#### Data in this exercise
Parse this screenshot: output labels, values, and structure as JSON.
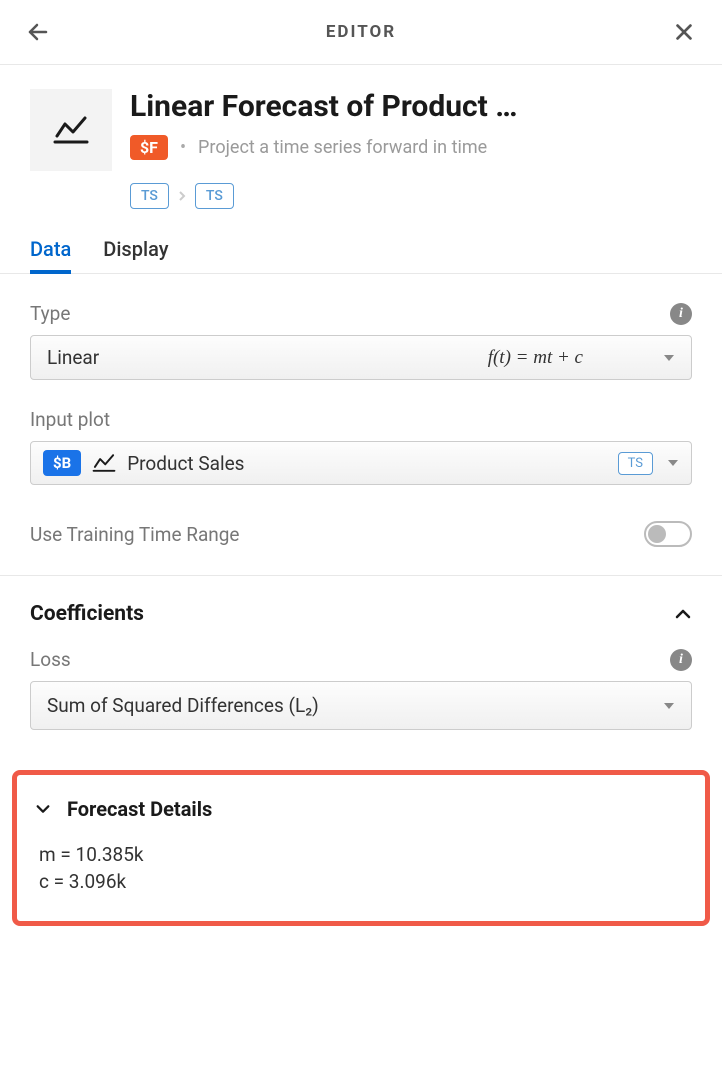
{
  "header": {
    "title": "EDITOR"
  },
  "main": {
    "title": "Linear Forecast of Product …",
    "badge": "$F",
    "description": "Project a time series forward in time",
    "ts_in": "TS",
    "ts_out": "TS"
  },
  "tabs": {
    "data": "Data",
    "display": "Display"
  },
  "type": {
    "label": "Type",
    "value": "Linear",
    "formula": "f(t) = mt + c"
  },
  "input_plot": {
    "label": "Input plot",
    "badge": "$B",
    "name": "Product Sales",
    "ts": "TS"
  },
  "training": {
    "label": "Use Training Time Range"
  },
  "coefficients": {
    "title": "Coefficients",
    "loss_label": "Loss",
    "loss_value": "Sum of Squared Differences (L₂)"
  },
  "details": {
    "title": "Forecast Details",
    "m": "m = 10.385k",
    "c": "c = 3.096k"
  }
}
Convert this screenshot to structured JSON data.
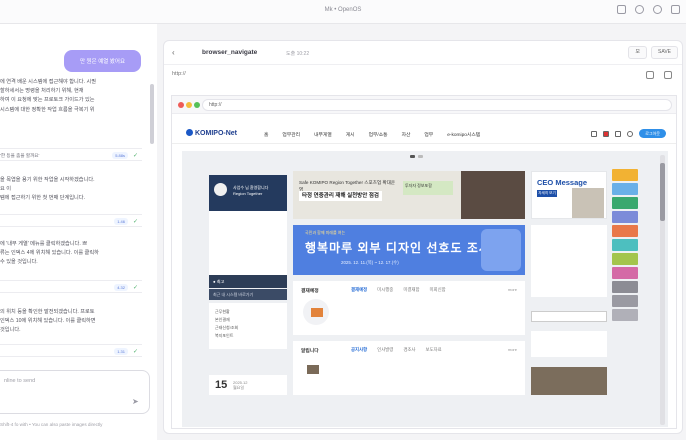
{
  "window": {
    "title": "Mk • OpenOS"
  },
  "chat": {
    "user_message": "만 원은 예열 봤어요",
    "messages": [
      "에 연격 배운 시스템에 접근해야 합니다. 시퀀\n할하세서는 명령을 처리하기 위해, 현재\n하여 이 요청에 맞는 프로토크 가이드가 있는\n시스템에 대한 정확한 작업 흐름을 극복기 위",
      "을 목엽을 용기 위한 작업을 시작하겠습니다.\n                                            요 이\n템에 접근하기 위한 첫 번째 단계입니다.",
      "에 '내부 게열' 메뉴를 클릭하겠습니다. 쁘\n류는 인덱스 4에 위치해 있습니다. 이를 클릭하\n수 있을 것입니다.",
      "의 위치 등을 확인한 발전되겠습니다. 프로토\n인덱스 10에 위치해 있습니다. 이를 클릭하면\n것입니다."
    ],
    "tools": [
      {
        "label": "'한 등을 좀을 할까요'",
        "badge": "5.88s"
      },
      {
        "label": "",
        "badge": "1.46"
      },
      {
        "label": "",
        "badge": "4.32"
      },
      {
        "label": "",
        "badge": "1.31"
      }
    ],
    "input_placeholder": "nline to send",
    "hint": "Shift-4 fo with  • You can also paste images directly"
  },
  "panel": {
    "tool_name": "browser_navigate",
    "tool_sub": "도출 10:22",
    "btn_left": "모",
    "btn_right": "SAVE",
    "url": "http://",
    "browser_url": "http://"
  },
  "site": {
    "logo": "KOMIPO-Net",
    "nav": [
      "홈",
      "업무관리",
      "내부게열",
      "게시",
      "업무/소통",
      "자산",
      "업무",
      "e-komipo시스템"
    ],
    "nav_pill": "로그아웃",
    "profile_name": "사업수 님 환영합니다\nRegion Together",
    "left_band": "● 최고",
    "left_band2": "최근 내 시스템 바로가기",
    "quick_links": [
      "근무현황",
      "본인결재",
      "근태신청/조회",
      "복지포인트"
    ],
    "date": "15",
    "date_sub": "2025.12\n월요일",
    "banner1_text": "Safe KOMIPO Region Together 스포츠업 확대운영",
    "banner1_hl": "타정 연중관리 재해 실천방안 점검",
    "banner1_sub": "투자자 정보포함",
    "banner2_tag": "국민과 함께 미래를 여는",
    "banner2_title": "행복마루 외부 디자인 선호도 조사",
    "banner2_date": "2025. 12. 11.(목) ~ 12. 17.(수)",
    "card1_title": "결재예정",
    "card1_tabs": [
      "결재예정",
      "미시행중",
      "미결재함",
      "미회신함"
    ],
    "card1_more": "more",
    "card2_title": "알립니다",
    "card2_tabs": [
      "공지사항",
      "인사발령",
      "경조사",
      "보도자료"
    ],
    "ceo_title": "CEO Message",
    "ceo_btn": "자세히 보기",
    "tile_colors": [
      "#f2b233",
      "#6ab0e8",
      "#3aa86f",
      "#7c8bd9",
      "#e9784a",
      "#4dbfbf",
      "#a3c54d",
      "#d46aa6",
      "#8c8c94",
      "#9a9aa2",
      "#b0b0b8"
    ]
  }
}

#### Set task
Give back the entries verbatim. Do not include any picture.

#### Exercise response
Parse this screenshot: output labels, values, and structure as JSON.
{
  "header": {
    "title": "EDITOR"
  },
  "main": {
    "title": "Linear Forecast of Product …",
    "badge": "$F",
    "description": "Project a time series forward in time",
    "ts_in": "TS",
    "ts_out": "TS"
  },
  "tabs": {
    "data": "Data",
    "display": "Display"
  },
  "type": {
    "label": "Type",
    "value": "Linear",
    "formula": "f(t) = mt + c"
  },
  "input_plot": {
    "label": "Input plot",
    "badge": "$B",
    "name": "Product Sales",
    "ts": "TS"
  },
  "training": {
    "label": "Use Training Time Range"
  },
  "coefficients": {
    "title": "Coefficients",
    "loss_label": "Loss",
    "loss_value": "Sum of Squared Differences (L₂)"
  },
  "details": {
    "title": "Forecast Details",
    "m": "m = 10.385k",
    "c": "c = 3.096k"
  }
}
Convert this screenshot to structured JSON data.
{
  "window": {
    "title": "Mk • OpenOS"
  },
  "chat": {
    "user_message": "만 원은 예열 봤어요",
    "messages": [
      "에 연격 배운 시스템에 접근해야 합니다. 시퀀\n할하세서는 명령을 처리하기 위해, 현재\n하여 이 요청에 맞는 프로토크 가이드가 있는\n시스템에 대한 정확한 작업 흐름을 극복기 위",
      "을 목엽을 용기 위한 작업을 시작하겠습니다.\n                                            요 이\n템에 접근하기 위한 첫 번째 단계입니다.",
      "에 '내부 게열' 메뉴를 클릭하겠습니다. 쁘\n류는 인덱스 4에 위치해 있습니다. 이를 클릭하\n수 있을 것입니다.",
      "의 위치 등을 확인한 발전되겠습니다. 프로토\n인덱스 10에 위치해 있습니다. 이를 클릭하면\n것입니다."
    ],
    "tools": [
      {
        "label": "'한 등을 좀을 할까요'",
        "badge": "5.88s"
      },
      {
        "label": "",
        "badge": "1.46"
      },
      {
        "label": "",
        "badge": "4.32"
      },
      {
        "label": "",
        "badge": "1.31"
      }
    ],
    "input_placeholder": "nline to send",
    "hint": "Shift-4 fo with  • You can also paste images directly"
  },
  "panel": {
    "tool_name": "browser_navigate",
    "tool_sub": "도출 10:22",
    "btn_left": "모",
    "btn_right": "SAVE",
    "url": "http://",
    "browser_url": "http://"
  },
  "site": {
    "logo": "KOMIPO-Net",
    "nav": [
      "홈",
      "업무관리",
      "내부게열",
      "게시",
      "업무/소통",
      "자산",
      "업무",
      "e-komipo시스템"
    ],
    "nav_pill": "로그아웃",
    "profile_name": "사업수 님 환영합니다\nRegion Together",
    "left_band": "● 최고",
    "left_band2": "최근 내 시스템 바로가기",
    "quick_links": [
      "근무현황",
      "본인결재",
      "근태신청/조회",
      "복지포인트"
    ],
    "date": "15",
    "date_sub": "2025.12\n월요일",
    "banner1_text": "Safe KOMIPO Region Together 스포츠업 확대운영",
    "banner1_hl": "타정 연중관리 재해 실천방안 점검",
    "banner1_sub": "투자자 정보포함",
    "banner2_tag": "국민과 함께 미래를 여는",
    "banner2_title": "행복마루 외부 디자인 선호도 조사",
    "banner2_date": "2025. 12. 11.(목) ~ 12. 17.(수)",
    "card1_title": "결재예정",
    "card1_tabs": [
      "결재예정",
      "미시행중",
      "미결재함",
      "미회신함"
    ],
    "card1_more": "more",
    "card2_title": "알립니다",
    "card2_tabs": [
      "공지사항",
      "인사발령",
      "경조사",
      "보도자료"
    ],
    "ceo_title": "CEO Message",
    "ceo_btn": "자세히 보기",
    "tile_colors": [
      "#f2b233",
      "#6ab0e8",
      "#3aa86f",
      "#7c8bd9",
      "#e9784a",
      "#4dbfbf",
      "#a3c54d",
      "#d46aa6",
      "#8c8c94",
      "#9a9aa2",
      "#b0b0b8"
    ]
  }
}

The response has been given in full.